Entries taken from a collection:
(begin)

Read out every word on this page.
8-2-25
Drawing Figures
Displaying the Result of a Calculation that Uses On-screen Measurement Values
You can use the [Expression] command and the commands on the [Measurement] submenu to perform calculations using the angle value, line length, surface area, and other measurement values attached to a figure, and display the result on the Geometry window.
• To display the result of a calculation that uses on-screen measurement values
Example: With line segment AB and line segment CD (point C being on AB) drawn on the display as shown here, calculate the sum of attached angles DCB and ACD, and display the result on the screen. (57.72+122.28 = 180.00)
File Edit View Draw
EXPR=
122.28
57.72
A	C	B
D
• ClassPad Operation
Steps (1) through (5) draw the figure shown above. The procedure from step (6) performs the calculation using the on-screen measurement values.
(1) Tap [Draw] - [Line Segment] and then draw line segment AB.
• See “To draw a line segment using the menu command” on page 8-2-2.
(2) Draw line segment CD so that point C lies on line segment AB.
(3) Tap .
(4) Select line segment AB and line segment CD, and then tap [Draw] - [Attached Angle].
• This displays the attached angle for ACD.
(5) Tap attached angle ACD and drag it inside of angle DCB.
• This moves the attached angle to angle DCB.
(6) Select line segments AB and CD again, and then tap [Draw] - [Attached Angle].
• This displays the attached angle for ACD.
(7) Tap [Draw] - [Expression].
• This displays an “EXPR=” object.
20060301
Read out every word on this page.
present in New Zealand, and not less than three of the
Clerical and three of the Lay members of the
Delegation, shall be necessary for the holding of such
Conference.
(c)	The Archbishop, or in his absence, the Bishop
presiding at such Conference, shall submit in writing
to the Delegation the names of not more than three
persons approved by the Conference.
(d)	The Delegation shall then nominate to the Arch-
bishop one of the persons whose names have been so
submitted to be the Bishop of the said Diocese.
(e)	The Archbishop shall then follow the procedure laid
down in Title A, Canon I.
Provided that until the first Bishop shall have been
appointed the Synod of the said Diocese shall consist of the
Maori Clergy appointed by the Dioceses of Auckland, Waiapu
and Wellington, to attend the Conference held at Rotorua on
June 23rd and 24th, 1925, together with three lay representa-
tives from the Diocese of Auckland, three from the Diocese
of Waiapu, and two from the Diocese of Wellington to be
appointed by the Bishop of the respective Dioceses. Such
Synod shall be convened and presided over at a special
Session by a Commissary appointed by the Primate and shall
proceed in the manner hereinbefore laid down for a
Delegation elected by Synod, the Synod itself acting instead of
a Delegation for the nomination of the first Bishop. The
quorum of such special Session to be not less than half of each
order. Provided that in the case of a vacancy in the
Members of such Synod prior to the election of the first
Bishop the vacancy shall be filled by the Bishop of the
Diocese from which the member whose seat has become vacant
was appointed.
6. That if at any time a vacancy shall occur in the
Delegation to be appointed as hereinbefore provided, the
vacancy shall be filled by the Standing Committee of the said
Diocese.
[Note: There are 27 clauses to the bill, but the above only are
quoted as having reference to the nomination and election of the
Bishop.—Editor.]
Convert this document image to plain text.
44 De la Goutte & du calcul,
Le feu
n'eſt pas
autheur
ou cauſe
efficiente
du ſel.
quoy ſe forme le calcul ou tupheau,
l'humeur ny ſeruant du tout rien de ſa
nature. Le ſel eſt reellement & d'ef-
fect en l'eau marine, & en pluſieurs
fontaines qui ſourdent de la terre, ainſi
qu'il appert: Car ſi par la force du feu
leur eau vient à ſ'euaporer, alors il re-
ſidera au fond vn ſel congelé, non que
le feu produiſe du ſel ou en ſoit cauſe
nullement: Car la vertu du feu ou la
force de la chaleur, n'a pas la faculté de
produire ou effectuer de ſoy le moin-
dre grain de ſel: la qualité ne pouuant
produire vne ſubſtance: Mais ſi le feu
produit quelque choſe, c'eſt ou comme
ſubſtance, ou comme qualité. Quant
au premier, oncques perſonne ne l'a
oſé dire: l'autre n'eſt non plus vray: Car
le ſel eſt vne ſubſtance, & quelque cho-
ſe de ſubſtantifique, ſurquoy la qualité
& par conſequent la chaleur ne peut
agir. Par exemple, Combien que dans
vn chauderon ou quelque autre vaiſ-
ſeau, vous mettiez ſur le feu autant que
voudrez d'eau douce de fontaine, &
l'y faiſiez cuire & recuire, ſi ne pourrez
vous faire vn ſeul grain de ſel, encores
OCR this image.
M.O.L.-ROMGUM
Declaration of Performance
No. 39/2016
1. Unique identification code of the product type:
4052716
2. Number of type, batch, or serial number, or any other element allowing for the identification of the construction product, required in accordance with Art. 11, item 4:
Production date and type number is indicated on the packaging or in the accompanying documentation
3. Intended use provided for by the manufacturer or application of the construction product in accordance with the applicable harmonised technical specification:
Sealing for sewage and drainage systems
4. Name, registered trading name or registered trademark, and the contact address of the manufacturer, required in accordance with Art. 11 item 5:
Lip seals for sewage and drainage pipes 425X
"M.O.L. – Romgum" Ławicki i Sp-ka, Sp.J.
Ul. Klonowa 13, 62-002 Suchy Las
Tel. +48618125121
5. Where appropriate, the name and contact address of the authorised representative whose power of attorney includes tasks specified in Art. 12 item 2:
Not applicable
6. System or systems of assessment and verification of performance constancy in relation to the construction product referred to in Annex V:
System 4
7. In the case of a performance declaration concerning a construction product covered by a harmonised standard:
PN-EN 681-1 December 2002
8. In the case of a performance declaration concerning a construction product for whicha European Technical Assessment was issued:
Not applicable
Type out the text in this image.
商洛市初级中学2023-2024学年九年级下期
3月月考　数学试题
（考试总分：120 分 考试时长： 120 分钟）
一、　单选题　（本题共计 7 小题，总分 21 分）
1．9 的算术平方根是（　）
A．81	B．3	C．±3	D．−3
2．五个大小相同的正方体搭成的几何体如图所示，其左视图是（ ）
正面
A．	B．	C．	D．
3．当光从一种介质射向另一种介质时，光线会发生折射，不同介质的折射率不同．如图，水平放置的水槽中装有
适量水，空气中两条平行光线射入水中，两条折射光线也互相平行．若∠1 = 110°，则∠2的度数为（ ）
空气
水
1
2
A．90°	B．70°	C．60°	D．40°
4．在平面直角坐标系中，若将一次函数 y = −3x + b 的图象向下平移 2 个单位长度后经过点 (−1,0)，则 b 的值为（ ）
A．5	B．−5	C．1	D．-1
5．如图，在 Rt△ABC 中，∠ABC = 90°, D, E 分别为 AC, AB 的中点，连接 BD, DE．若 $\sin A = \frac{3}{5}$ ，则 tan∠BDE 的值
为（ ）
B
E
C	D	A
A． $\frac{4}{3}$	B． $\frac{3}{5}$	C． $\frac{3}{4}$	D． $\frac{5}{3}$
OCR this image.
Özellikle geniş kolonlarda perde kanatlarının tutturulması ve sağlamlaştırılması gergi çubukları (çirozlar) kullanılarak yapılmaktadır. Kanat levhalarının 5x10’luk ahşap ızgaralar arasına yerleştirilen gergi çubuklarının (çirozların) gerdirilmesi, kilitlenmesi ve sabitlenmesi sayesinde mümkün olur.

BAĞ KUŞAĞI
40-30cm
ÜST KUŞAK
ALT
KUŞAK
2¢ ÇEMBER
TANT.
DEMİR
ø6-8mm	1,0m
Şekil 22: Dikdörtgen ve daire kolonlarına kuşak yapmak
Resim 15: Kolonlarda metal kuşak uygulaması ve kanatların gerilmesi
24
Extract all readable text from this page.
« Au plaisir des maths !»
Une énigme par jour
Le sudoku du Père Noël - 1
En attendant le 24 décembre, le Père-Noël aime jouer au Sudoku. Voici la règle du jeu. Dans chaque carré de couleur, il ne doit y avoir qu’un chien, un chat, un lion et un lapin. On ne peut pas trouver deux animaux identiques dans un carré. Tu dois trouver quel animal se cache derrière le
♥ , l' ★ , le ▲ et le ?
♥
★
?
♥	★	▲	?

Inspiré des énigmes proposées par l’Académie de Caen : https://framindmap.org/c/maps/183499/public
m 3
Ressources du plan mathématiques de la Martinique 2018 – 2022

(end)

» EXERCISE DIRECTIONS
Starting at the line that contains "Extract all readable text from this page.", quote each remaining line of the entries above, unchanged.

» SOLVED EXERCISE
Extract all readable text from this page.
« Au plaisir des maths !»
Une énigme par jour
Le sudoku du Père Noël - 1
En attendant le 24 décembre, le Père-Noël aime jouer au Sudoku. Voici la règle du jeu. Dans chaque carré de couleur, il ne doit y avoir qu’un chien, un chat, un lion et un lapin. On ne peut pas trouver deux animaux identiques dans un carré. Tu dois trouver quel animal se cache derrière le
♥ , l' ★ , le ▲ et le ?
♥
★
?
♥	★	▲	?

Inspiré des énigmes proposées par l’Académie de Caen : https://framindmap.org/c/maps/183499/public
m 3
Ressources du plan mathématiques de la Martinique 2018 – 2022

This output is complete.